[Exercise aim]: Scan the records below and copy every line that contains the string "hamburger".
Input records: Begin
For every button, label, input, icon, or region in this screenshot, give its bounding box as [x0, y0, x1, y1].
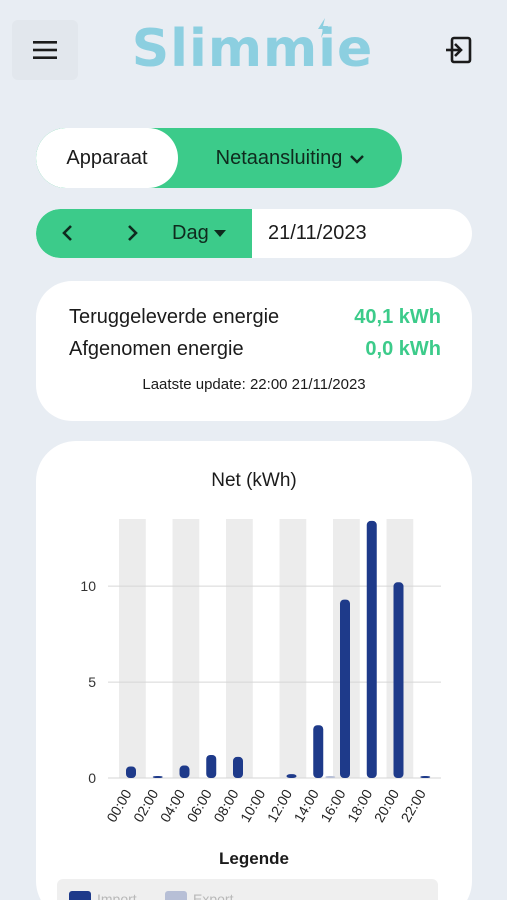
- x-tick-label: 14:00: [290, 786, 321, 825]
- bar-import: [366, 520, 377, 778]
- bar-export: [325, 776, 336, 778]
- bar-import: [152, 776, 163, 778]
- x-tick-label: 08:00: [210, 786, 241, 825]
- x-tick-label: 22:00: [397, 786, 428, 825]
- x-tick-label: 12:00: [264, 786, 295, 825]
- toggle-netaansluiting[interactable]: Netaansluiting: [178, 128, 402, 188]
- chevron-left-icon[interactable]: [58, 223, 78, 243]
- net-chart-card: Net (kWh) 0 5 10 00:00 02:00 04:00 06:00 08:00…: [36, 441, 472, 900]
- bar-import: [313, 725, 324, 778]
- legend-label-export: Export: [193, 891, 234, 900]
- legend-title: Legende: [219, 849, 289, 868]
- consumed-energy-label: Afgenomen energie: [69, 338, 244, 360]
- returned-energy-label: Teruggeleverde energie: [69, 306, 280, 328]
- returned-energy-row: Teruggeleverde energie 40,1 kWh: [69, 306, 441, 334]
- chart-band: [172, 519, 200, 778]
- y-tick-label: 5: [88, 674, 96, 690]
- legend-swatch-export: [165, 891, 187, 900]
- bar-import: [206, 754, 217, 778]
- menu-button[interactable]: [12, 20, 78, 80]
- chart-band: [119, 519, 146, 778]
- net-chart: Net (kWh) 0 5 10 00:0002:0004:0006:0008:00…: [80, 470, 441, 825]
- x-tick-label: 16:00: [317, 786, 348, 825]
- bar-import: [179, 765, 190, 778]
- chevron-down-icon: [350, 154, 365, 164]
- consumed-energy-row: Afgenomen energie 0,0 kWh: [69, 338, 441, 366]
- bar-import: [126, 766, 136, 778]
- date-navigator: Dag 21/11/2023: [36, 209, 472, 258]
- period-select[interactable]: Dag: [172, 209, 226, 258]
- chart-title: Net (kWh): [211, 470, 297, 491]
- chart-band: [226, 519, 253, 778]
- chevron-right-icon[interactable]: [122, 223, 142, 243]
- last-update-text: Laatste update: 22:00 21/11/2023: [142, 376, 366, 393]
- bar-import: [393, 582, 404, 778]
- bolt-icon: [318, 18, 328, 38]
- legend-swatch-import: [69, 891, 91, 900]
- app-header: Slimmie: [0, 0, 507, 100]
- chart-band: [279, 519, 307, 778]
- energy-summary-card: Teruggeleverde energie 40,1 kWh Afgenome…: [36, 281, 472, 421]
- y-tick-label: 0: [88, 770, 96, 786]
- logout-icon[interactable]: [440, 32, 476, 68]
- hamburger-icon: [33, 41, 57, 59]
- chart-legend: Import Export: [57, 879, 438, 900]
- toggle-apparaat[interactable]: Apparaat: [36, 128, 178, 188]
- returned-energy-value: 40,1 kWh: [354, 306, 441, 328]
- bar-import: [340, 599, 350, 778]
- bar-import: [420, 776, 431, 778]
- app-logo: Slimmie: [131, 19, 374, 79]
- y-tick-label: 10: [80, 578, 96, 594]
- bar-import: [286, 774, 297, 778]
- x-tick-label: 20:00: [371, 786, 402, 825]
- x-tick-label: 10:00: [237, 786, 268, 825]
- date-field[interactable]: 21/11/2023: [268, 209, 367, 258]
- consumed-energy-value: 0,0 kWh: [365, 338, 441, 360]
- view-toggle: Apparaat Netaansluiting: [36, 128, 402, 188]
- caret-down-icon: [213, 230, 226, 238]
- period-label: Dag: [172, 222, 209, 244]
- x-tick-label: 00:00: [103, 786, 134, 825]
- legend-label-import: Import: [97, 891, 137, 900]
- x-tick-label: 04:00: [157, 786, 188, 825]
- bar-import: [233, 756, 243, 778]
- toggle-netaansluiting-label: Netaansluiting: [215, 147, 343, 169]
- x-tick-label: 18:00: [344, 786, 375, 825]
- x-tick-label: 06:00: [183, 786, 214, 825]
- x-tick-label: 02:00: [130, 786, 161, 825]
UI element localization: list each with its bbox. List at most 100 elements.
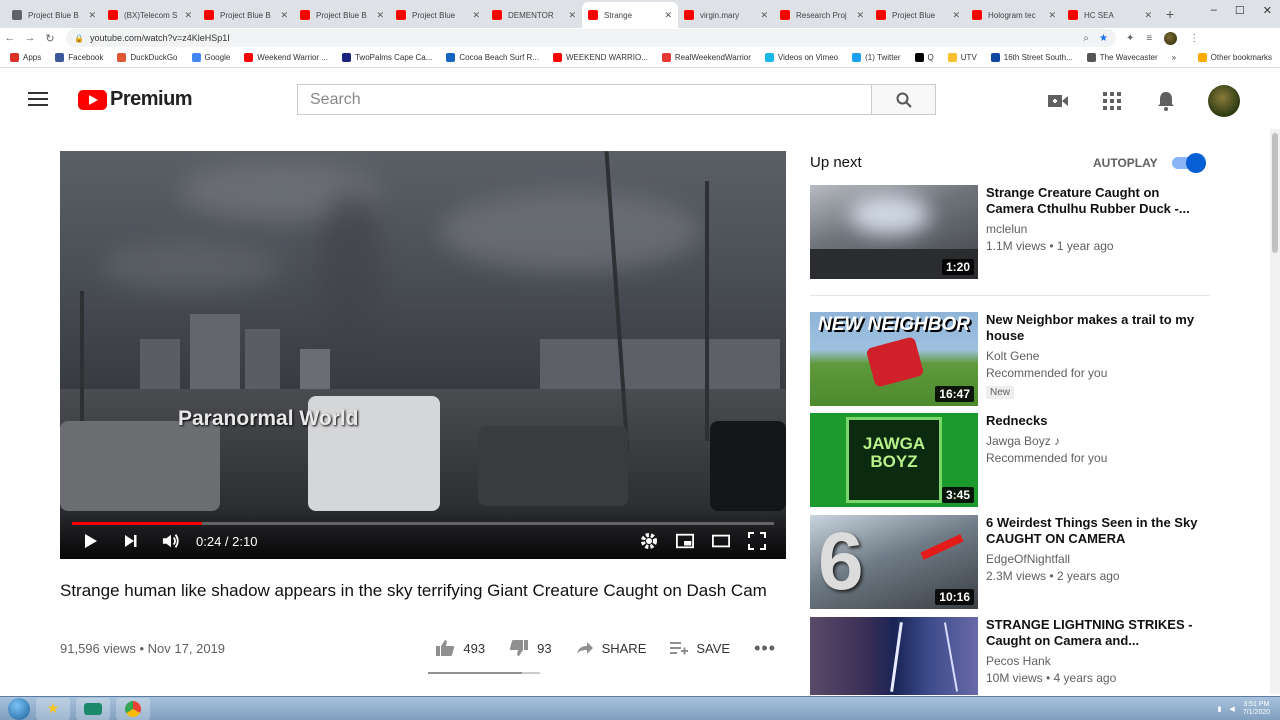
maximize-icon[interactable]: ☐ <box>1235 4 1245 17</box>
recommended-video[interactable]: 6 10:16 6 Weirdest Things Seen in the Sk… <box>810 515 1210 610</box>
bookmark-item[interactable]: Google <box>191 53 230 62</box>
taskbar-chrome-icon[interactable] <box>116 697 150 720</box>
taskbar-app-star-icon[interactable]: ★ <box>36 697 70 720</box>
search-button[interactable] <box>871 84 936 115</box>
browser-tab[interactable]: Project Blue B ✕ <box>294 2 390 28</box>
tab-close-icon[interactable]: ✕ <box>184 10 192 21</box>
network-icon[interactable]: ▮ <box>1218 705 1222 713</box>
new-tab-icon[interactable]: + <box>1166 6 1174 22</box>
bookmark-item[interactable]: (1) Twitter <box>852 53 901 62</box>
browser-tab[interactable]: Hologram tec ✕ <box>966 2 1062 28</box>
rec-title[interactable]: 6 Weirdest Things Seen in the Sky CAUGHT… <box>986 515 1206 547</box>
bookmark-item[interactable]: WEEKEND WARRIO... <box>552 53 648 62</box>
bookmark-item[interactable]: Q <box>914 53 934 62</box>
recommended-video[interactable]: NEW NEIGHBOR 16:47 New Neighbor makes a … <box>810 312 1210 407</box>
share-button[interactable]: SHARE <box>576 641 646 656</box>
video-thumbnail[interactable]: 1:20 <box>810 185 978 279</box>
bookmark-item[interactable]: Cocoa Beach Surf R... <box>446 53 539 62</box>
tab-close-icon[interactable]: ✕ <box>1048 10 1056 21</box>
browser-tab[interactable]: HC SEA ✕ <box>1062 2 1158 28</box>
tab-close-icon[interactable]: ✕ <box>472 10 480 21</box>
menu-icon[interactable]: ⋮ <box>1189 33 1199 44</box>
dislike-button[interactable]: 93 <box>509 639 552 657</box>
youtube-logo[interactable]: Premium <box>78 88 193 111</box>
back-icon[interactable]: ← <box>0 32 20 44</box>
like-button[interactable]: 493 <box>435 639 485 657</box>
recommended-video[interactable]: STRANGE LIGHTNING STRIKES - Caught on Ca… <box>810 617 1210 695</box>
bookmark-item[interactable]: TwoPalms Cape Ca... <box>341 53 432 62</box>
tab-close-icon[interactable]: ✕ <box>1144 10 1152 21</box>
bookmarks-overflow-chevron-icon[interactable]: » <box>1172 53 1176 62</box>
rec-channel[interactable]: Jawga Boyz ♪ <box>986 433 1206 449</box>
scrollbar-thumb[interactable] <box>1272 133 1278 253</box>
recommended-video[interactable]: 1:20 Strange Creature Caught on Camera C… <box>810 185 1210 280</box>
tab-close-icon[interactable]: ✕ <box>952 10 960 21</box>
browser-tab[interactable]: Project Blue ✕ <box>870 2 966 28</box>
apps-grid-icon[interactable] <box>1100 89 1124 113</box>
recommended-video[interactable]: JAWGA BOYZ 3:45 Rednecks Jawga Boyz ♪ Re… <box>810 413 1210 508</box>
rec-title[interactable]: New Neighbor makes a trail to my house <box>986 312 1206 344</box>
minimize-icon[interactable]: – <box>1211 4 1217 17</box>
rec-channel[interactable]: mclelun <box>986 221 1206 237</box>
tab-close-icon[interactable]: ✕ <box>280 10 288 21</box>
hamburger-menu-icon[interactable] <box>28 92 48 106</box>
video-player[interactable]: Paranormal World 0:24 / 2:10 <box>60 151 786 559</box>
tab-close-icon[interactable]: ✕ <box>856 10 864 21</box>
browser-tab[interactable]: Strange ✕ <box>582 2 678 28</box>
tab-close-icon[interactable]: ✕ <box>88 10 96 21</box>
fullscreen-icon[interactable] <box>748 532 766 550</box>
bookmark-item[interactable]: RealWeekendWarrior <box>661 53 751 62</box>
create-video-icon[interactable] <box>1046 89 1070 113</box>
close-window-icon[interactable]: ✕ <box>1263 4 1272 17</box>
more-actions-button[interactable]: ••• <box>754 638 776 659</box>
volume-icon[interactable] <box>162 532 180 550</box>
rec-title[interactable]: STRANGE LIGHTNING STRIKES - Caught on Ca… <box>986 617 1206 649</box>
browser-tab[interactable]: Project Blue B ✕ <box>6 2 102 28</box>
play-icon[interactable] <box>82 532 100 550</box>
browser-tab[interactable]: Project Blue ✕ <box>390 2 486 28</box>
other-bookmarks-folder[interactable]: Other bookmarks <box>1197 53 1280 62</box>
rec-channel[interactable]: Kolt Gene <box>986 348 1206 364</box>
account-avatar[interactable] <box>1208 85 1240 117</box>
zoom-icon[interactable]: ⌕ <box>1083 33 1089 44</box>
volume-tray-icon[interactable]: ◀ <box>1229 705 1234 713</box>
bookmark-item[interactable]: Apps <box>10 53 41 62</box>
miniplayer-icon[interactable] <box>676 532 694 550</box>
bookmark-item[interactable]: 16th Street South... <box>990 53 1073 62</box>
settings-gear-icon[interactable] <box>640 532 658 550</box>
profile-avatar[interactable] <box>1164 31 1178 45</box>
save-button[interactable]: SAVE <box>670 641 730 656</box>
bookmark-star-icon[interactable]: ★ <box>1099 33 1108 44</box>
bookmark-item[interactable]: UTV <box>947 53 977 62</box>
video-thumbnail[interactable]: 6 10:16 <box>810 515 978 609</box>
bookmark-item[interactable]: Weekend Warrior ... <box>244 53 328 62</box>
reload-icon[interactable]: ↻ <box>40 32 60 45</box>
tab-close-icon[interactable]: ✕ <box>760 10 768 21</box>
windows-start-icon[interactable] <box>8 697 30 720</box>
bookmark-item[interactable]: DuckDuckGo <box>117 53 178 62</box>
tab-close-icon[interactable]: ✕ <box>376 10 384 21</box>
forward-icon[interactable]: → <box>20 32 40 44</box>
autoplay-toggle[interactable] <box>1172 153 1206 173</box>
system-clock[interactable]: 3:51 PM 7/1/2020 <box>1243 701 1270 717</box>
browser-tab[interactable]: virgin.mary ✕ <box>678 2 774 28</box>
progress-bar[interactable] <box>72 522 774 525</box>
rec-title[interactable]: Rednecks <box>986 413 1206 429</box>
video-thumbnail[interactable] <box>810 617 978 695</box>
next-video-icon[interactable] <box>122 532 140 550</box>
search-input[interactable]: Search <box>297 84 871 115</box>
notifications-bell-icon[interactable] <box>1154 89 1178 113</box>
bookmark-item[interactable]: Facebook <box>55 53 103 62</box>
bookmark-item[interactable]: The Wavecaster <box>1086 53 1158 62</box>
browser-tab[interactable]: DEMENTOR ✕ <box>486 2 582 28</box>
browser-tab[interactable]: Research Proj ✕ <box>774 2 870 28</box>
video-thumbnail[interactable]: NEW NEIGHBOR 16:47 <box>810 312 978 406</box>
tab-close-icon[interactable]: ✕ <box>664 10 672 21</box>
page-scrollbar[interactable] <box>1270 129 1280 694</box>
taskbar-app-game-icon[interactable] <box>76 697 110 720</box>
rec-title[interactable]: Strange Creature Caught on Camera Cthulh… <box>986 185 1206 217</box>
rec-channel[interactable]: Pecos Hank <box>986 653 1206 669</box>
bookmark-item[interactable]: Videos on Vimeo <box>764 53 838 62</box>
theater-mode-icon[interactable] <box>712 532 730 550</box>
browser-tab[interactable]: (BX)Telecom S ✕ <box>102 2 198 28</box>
Input records: End
[Result]:
- hamburger-icon: [33, 41, 57, 59]
hamburger-menu-icon[interactable] <box>28 92 48 106</box>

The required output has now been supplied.